**THE REQUEST**
Retype these lines and no others: the line holding "Output a JSON", the line holding "Enumerate this screenshot's", and all lines between them. Pictures stay out.

Data entries:
+===+

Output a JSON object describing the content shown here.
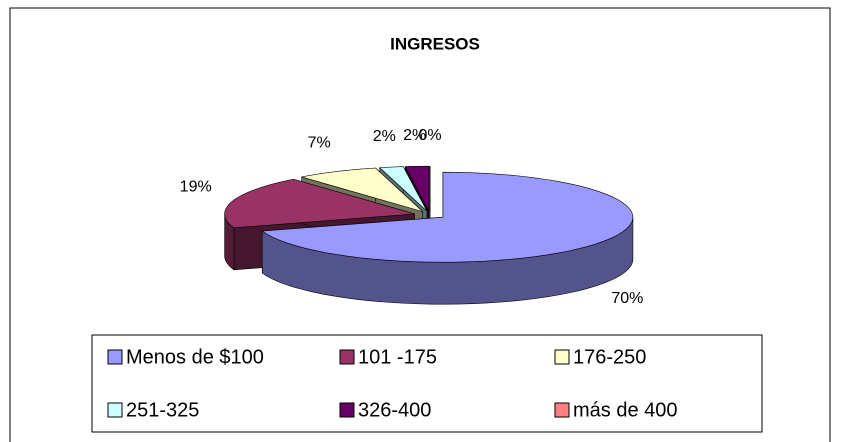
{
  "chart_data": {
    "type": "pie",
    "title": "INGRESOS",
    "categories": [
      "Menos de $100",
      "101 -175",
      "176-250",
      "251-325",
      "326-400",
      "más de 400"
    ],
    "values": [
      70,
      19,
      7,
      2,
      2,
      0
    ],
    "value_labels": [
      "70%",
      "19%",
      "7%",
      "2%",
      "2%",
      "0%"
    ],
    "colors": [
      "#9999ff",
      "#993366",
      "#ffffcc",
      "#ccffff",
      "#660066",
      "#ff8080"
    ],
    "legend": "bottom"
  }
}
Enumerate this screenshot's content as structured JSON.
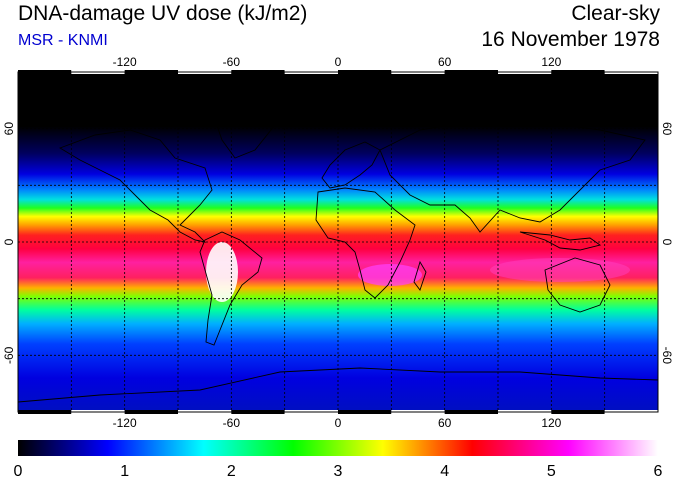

+===+

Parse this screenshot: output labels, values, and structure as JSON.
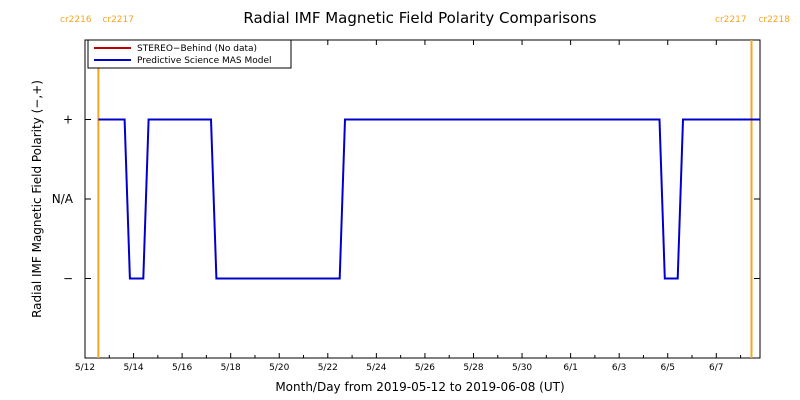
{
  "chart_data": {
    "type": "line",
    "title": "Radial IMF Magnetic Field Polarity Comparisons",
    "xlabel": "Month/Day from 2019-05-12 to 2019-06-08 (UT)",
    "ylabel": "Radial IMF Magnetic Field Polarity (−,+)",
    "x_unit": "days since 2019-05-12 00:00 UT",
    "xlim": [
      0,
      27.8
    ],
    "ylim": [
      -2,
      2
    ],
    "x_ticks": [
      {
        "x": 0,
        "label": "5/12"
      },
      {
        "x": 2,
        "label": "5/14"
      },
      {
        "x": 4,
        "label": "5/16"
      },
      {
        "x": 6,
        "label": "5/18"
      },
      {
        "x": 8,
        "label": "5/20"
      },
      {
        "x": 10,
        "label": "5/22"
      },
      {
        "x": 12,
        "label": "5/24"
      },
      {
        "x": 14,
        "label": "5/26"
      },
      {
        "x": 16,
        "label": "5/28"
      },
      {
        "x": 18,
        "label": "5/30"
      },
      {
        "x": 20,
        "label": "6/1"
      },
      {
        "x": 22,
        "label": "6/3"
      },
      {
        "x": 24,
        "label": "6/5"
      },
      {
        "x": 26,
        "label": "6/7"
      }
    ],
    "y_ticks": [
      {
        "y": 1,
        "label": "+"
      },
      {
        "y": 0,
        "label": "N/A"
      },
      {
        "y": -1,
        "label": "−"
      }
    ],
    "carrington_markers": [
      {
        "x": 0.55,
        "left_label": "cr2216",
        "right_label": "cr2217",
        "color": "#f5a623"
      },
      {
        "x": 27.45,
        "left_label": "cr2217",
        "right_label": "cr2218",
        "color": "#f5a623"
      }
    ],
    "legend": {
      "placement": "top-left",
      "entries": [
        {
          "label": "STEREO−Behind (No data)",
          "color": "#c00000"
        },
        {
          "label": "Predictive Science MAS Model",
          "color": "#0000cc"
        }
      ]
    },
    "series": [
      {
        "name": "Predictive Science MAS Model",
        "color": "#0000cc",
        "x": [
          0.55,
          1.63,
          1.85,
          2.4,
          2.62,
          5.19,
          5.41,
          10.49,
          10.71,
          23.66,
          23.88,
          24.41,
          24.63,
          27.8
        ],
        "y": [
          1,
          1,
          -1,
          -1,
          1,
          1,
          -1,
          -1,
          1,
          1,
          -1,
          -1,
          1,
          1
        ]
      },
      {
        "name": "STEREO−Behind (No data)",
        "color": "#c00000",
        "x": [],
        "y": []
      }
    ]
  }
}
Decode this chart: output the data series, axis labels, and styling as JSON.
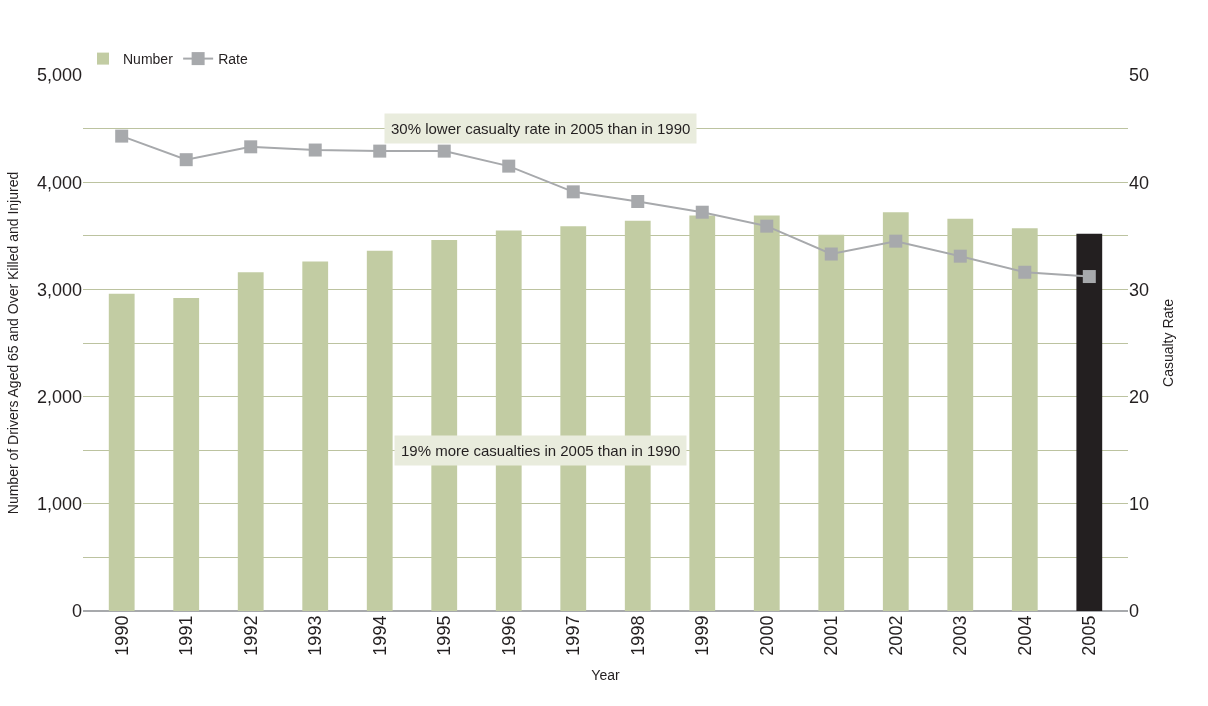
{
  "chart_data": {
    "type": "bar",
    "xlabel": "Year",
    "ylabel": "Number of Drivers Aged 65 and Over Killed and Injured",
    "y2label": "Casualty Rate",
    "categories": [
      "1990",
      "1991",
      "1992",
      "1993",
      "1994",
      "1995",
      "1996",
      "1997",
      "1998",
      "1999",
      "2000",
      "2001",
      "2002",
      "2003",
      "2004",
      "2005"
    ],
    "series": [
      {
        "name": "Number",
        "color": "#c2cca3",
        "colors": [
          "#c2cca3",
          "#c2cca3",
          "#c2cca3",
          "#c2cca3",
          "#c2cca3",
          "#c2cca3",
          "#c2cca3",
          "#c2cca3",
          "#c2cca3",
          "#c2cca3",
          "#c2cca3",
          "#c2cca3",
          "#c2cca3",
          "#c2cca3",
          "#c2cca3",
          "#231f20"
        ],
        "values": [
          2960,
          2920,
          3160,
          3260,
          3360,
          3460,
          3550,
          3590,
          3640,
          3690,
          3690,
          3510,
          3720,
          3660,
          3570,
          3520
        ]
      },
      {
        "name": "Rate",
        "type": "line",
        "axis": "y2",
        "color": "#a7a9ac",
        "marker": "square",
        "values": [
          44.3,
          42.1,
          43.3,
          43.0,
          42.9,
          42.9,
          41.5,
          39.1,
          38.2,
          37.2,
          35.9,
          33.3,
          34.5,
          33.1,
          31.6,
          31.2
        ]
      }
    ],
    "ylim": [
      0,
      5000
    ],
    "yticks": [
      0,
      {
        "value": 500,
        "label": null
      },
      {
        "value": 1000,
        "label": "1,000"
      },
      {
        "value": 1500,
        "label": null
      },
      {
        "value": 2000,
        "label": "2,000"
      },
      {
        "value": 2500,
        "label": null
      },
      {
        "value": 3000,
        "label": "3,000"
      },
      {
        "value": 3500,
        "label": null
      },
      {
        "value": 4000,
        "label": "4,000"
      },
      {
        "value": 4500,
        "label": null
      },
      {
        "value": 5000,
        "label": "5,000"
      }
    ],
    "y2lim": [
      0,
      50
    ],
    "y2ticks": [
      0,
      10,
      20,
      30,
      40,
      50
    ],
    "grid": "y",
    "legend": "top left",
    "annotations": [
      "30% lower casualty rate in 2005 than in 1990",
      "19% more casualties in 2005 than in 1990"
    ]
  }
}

+===+

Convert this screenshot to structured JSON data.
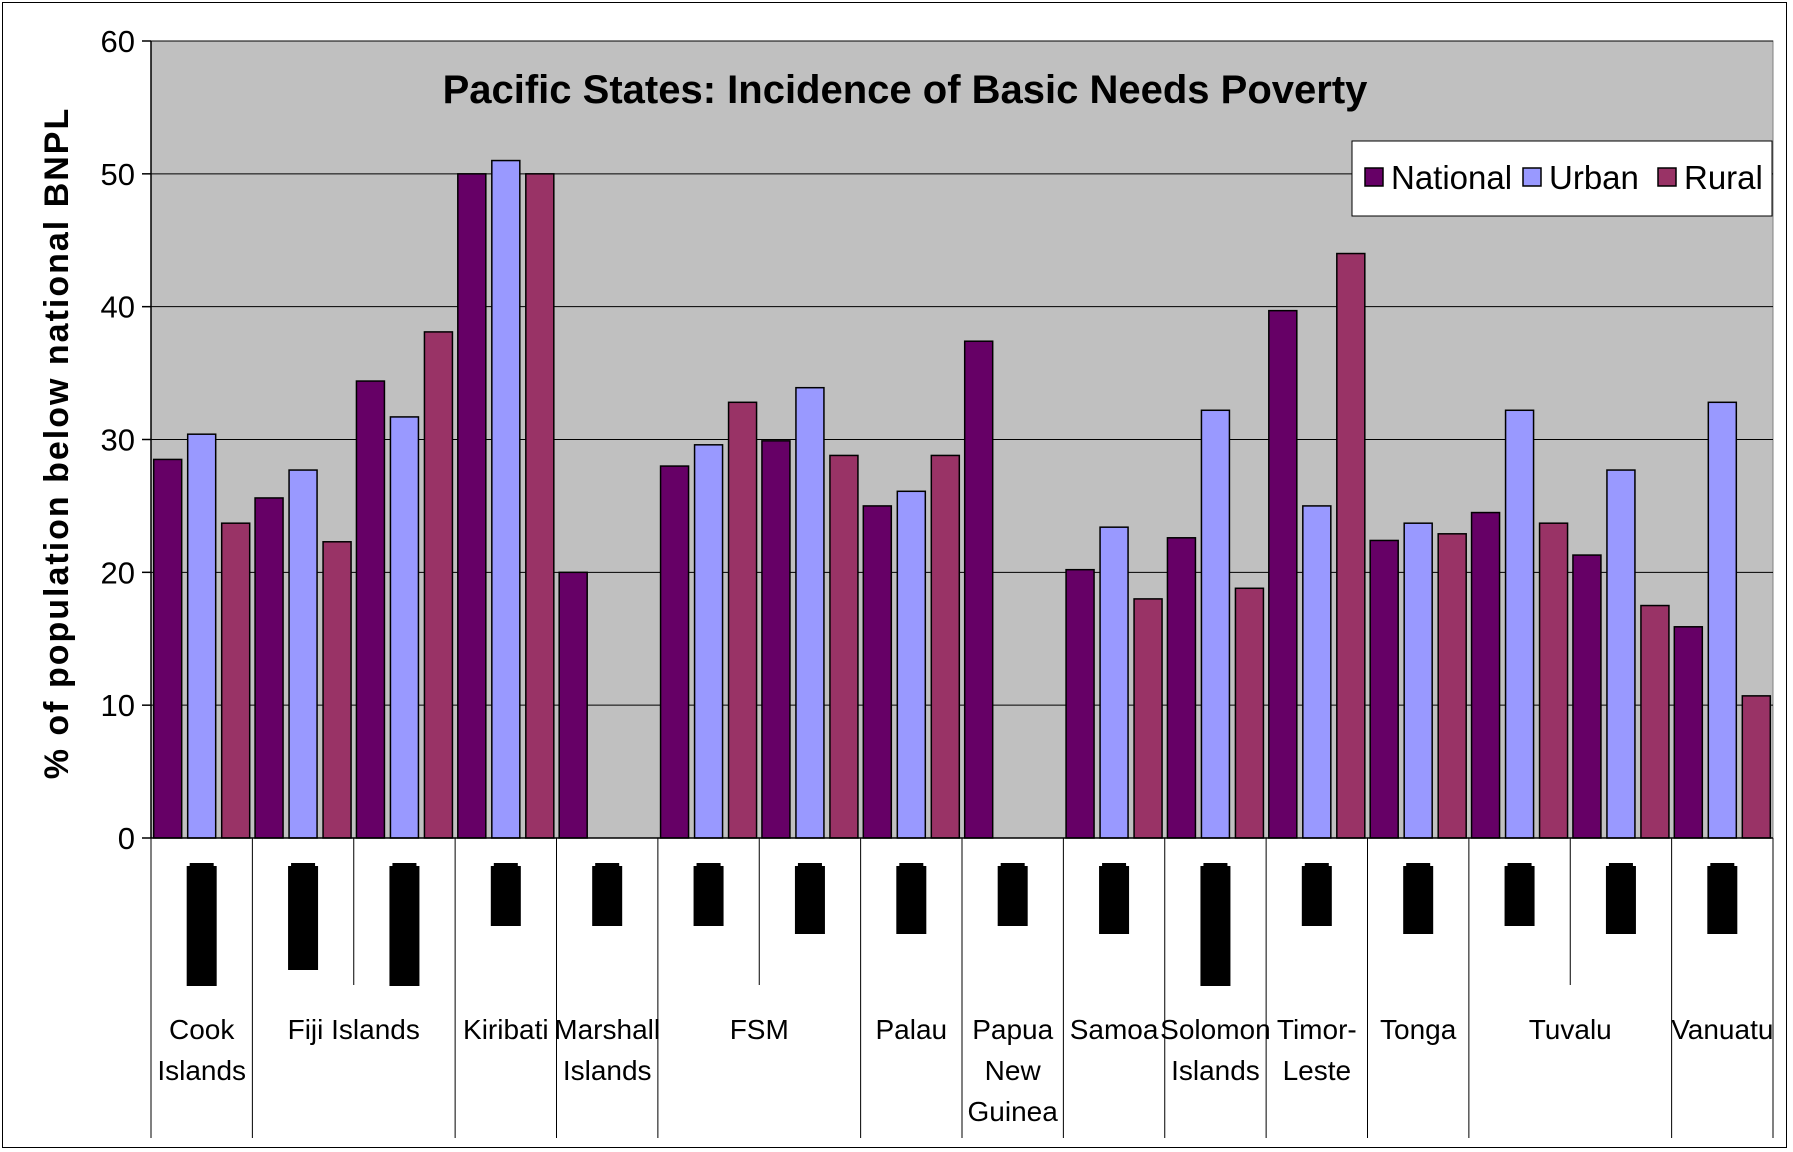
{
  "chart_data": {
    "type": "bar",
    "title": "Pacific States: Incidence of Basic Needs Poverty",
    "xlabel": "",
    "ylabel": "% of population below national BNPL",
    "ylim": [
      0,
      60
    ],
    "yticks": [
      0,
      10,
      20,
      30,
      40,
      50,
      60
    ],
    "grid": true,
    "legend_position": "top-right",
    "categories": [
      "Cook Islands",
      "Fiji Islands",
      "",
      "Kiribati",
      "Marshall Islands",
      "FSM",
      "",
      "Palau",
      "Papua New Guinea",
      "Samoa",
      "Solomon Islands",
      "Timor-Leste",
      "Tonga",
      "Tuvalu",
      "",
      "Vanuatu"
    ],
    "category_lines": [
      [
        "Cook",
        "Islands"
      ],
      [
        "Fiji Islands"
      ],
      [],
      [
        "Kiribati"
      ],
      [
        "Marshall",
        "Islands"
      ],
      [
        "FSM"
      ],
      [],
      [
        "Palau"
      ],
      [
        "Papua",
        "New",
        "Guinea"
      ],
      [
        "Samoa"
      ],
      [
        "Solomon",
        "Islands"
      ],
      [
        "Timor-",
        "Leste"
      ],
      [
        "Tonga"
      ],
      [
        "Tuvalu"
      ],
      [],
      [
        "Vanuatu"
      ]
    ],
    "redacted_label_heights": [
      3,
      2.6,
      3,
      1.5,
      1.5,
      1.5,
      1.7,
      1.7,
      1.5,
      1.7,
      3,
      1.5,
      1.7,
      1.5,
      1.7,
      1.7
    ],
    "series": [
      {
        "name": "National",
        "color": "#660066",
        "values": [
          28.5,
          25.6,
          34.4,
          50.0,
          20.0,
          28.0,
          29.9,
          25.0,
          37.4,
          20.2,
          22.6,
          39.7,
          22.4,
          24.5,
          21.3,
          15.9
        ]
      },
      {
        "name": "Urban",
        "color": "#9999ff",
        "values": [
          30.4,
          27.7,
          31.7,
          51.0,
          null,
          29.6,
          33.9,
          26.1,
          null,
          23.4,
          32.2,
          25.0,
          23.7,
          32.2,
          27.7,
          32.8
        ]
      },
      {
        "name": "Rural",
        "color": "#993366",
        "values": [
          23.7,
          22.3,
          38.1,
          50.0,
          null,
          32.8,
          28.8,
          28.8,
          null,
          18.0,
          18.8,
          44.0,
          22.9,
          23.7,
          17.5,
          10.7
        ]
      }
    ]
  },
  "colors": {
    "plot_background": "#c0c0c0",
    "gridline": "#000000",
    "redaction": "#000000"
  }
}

+===+

**OUTPUT OF THE EXERCISE**
Output a JSON object describing the content shown here.
{
  "chart_data": {
    "type": "pie",
    "title": "INGRESOS",
    "categories": [
      "Menos de $100",
      "101 -175",
      "176-250",
      "251-325",
      "326-400",
      "más de 400"
    ],
    "values": [
      70,
      19,
      7,
      2,
      2,
      0
    ],
    "value_labels": [
      "70%",
      "19%",
      "7%",
      "2%",
      "2%",
      "0%"
    ],
    "colors": [
      "#9999ff",
      "#993366",
      "#ffffcc",
      "#ccffff",
      "#660066",
      "#ff8080"
    ],
    "legend": "bottom"
  }
}
Enumerate this screenshot's content as structured JSON.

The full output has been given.